Record set:
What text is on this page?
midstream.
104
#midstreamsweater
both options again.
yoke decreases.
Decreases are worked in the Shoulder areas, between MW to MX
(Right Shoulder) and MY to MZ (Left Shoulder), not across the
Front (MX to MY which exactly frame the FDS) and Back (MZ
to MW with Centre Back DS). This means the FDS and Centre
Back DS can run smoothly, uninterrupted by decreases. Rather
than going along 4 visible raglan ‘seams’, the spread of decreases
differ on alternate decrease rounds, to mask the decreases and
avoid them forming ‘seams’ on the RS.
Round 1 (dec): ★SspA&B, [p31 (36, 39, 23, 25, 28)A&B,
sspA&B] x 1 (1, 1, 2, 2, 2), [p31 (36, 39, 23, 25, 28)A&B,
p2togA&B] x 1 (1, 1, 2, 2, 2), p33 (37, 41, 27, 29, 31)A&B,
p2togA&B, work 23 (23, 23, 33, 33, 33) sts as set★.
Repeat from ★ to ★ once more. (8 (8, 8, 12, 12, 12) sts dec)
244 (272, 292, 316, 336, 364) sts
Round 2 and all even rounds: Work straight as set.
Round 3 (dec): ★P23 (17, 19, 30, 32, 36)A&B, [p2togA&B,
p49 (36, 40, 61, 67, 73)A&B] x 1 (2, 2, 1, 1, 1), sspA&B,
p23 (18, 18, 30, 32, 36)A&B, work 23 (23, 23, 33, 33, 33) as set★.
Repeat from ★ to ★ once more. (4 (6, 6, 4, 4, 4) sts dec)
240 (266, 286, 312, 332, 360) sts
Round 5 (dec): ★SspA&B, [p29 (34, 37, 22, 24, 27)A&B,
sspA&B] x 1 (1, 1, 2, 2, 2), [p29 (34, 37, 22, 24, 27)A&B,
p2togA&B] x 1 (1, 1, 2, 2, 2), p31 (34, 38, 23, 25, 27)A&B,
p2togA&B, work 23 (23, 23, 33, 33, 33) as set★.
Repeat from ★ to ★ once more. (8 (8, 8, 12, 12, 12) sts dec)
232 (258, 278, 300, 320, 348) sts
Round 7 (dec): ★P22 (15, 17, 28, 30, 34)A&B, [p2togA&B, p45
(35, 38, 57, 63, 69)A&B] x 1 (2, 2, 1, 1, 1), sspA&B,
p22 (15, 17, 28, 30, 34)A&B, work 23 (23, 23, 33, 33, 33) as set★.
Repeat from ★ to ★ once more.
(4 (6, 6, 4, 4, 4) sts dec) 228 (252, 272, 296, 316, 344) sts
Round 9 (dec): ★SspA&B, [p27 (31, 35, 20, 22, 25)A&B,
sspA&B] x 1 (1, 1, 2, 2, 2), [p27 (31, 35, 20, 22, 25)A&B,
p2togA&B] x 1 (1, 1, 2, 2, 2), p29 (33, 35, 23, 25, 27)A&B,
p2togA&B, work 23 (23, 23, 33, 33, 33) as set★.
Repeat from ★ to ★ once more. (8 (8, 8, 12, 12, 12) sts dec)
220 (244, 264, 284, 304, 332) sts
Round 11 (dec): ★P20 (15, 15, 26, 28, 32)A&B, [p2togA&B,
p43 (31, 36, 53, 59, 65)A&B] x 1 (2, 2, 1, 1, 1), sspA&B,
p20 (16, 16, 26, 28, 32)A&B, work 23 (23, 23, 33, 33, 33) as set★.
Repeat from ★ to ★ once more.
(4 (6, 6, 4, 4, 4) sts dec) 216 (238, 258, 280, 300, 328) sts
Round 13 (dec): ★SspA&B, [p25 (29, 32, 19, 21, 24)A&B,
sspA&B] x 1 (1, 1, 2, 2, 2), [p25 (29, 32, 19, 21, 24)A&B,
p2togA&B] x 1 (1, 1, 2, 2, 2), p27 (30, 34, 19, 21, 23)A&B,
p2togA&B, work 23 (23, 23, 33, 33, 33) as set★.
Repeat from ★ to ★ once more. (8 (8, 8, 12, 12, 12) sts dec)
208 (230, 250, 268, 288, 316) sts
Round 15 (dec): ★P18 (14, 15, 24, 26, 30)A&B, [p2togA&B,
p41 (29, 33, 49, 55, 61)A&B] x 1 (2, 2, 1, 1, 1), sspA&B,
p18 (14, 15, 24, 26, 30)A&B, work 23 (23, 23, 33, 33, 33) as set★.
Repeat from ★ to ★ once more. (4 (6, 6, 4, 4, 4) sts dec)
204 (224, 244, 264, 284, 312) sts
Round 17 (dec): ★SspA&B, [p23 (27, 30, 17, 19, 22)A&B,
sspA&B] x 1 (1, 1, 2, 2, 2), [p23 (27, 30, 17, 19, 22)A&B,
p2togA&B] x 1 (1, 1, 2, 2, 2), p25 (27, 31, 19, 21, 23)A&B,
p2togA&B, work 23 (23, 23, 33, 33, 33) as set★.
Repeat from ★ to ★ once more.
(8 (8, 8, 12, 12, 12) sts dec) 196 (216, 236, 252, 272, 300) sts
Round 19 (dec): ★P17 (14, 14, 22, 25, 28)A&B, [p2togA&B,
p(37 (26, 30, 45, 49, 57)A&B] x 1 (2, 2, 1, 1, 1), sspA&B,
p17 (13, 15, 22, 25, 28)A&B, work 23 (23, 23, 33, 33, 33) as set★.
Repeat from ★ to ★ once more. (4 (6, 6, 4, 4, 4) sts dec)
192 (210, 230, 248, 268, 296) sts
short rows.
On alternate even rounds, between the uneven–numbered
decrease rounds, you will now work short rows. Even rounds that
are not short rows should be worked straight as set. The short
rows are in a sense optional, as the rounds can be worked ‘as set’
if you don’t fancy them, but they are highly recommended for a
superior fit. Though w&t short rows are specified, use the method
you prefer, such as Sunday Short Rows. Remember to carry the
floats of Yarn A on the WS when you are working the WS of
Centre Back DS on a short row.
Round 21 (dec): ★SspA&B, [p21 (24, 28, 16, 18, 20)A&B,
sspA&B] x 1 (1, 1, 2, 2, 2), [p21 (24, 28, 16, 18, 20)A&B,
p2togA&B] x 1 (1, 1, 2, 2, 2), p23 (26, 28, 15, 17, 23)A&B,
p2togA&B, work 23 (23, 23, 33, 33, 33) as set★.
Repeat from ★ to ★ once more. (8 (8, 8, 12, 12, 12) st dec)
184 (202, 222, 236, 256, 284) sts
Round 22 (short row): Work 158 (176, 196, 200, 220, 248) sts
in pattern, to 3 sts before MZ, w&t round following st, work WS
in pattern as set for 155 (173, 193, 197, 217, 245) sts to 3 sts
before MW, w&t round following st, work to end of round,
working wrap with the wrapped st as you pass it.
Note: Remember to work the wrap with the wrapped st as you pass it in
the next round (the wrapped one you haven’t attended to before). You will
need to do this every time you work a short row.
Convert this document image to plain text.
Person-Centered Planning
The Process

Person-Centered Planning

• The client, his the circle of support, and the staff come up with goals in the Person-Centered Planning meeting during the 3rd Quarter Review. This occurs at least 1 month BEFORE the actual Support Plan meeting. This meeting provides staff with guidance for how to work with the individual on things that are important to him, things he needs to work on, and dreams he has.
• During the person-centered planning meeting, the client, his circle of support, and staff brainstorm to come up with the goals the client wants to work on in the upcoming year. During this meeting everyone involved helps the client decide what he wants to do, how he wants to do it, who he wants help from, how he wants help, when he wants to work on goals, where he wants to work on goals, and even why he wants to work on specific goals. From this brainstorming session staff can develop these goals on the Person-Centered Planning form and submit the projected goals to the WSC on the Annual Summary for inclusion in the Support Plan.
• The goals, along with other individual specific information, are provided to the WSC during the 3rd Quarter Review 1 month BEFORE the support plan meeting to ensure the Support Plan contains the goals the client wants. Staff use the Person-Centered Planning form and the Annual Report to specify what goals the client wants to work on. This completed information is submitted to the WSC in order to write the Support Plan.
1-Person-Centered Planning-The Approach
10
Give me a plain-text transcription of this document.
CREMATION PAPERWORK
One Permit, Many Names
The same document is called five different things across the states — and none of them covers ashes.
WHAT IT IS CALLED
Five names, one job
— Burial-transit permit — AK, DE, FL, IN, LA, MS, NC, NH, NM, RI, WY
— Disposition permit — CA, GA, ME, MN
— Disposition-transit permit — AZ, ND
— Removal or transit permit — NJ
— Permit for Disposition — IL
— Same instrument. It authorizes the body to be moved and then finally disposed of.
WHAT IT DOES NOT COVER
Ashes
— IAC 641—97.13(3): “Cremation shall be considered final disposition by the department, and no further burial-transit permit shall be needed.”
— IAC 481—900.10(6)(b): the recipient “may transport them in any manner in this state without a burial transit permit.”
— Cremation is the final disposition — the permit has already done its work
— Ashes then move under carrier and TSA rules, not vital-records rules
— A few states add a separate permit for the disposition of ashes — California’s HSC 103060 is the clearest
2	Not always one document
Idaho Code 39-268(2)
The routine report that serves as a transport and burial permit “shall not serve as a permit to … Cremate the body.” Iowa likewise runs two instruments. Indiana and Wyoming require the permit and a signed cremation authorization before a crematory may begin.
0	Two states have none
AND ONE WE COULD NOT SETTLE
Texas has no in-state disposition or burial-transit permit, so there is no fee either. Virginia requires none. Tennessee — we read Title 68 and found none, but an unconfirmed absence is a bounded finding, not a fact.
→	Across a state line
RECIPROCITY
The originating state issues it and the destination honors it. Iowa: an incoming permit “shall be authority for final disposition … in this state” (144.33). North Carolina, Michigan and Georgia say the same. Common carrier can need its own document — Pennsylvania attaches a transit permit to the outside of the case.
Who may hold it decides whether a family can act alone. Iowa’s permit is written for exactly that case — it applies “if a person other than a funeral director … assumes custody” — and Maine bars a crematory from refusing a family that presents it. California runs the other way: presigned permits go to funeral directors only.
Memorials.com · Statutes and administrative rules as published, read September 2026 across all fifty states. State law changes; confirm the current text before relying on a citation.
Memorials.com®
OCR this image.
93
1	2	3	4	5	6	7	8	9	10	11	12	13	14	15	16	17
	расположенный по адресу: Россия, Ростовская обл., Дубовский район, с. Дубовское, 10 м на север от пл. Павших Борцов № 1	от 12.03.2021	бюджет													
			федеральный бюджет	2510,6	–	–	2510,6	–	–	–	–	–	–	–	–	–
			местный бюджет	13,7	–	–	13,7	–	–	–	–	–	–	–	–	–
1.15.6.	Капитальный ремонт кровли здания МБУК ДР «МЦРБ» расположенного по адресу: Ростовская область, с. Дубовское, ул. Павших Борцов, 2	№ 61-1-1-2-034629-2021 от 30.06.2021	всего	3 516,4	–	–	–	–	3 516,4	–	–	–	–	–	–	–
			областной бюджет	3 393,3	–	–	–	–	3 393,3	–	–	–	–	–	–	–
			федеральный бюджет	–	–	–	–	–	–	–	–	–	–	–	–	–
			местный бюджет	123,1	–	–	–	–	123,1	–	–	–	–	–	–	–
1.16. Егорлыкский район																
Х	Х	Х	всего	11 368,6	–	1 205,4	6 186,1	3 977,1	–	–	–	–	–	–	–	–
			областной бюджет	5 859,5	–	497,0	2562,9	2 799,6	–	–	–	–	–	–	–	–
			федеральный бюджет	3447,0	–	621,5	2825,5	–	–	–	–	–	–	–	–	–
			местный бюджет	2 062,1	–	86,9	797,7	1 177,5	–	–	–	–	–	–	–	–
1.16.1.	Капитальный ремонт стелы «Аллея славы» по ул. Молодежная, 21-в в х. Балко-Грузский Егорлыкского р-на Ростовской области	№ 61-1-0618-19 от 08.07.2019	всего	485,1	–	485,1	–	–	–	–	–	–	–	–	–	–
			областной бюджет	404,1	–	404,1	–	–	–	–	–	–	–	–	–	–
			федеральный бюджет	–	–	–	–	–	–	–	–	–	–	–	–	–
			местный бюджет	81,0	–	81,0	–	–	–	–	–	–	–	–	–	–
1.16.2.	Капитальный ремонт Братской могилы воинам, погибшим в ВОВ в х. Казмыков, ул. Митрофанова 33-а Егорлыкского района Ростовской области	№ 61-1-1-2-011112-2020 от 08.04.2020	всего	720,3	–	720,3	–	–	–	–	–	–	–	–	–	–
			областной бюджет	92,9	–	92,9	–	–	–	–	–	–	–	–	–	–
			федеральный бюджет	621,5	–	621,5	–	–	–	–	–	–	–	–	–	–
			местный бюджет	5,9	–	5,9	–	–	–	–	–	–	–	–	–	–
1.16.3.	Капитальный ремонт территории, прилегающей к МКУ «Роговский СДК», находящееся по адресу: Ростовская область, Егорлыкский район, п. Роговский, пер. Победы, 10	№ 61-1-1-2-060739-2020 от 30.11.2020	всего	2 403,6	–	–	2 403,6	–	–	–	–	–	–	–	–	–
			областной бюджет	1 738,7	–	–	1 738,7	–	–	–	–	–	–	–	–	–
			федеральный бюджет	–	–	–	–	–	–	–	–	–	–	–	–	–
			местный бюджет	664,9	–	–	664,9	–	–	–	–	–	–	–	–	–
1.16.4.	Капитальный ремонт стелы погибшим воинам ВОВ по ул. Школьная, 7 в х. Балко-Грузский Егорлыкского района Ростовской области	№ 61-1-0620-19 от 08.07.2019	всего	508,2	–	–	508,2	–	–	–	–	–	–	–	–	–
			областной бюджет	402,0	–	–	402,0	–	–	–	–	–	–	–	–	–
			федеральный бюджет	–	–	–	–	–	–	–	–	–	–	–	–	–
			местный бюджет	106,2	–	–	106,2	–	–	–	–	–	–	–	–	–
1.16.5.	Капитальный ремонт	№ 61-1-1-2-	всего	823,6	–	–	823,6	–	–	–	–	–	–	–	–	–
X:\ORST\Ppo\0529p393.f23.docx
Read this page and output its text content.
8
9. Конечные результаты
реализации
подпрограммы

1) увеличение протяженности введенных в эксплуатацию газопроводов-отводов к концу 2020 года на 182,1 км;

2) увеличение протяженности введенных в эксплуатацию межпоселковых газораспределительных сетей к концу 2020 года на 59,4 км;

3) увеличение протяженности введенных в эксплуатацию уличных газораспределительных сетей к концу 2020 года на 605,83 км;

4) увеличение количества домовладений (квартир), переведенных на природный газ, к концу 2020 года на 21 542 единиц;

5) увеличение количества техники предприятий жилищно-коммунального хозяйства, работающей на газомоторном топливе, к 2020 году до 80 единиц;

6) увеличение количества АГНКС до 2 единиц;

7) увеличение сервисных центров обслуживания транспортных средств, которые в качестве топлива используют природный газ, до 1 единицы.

Given instruction:
Select all lines in the listing that include the word "than".

Response for this exercise:
than going along 4 visible raglan ‘seams’, the spread of decreases
Who may hold it decides whether a family can act alone. Iowa’s permit is written for exactly that case — it applies “if a person other than a funeral director … assumes custody” — and Maine bars a crematory from refusing a family that presents it. California runs the other way: presigned permits go to funeral directors only.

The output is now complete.